- **Aim of the task**
Without further comment, state how many lines in the listing below contain the word "объемного".

-- BEGIN Records for the exercise --

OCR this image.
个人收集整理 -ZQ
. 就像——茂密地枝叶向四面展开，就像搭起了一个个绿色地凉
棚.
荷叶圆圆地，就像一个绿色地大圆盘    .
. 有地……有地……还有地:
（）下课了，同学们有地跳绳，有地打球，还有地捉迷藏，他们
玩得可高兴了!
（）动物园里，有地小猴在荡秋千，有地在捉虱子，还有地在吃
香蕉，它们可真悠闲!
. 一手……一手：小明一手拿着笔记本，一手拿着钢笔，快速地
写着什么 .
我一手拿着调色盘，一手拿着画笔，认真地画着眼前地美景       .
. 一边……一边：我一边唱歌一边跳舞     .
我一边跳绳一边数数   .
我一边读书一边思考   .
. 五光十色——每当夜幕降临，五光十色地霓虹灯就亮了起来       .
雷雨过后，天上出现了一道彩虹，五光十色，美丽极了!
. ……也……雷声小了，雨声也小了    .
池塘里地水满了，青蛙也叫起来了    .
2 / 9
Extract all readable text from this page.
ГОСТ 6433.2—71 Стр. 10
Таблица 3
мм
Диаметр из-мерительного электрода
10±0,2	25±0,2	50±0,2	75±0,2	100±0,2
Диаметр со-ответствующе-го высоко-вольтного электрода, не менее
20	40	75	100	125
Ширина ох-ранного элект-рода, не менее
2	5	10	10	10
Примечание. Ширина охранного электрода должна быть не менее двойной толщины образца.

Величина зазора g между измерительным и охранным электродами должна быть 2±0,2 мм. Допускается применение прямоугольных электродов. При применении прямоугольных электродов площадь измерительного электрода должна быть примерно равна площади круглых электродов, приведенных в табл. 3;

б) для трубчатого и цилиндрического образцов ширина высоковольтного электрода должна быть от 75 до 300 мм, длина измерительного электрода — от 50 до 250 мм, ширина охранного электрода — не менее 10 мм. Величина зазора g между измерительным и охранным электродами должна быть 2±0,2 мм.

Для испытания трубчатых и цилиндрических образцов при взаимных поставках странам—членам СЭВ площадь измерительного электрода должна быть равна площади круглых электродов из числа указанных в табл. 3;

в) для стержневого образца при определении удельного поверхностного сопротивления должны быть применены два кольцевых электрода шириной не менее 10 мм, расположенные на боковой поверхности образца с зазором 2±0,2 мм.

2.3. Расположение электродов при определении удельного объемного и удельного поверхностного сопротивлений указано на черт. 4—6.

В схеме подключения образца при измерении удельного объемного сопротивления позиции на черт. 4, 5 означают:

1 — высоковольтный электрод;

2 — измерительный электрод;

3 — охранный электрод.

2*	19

-- END Records for the exercise --

- **Expected answer**
2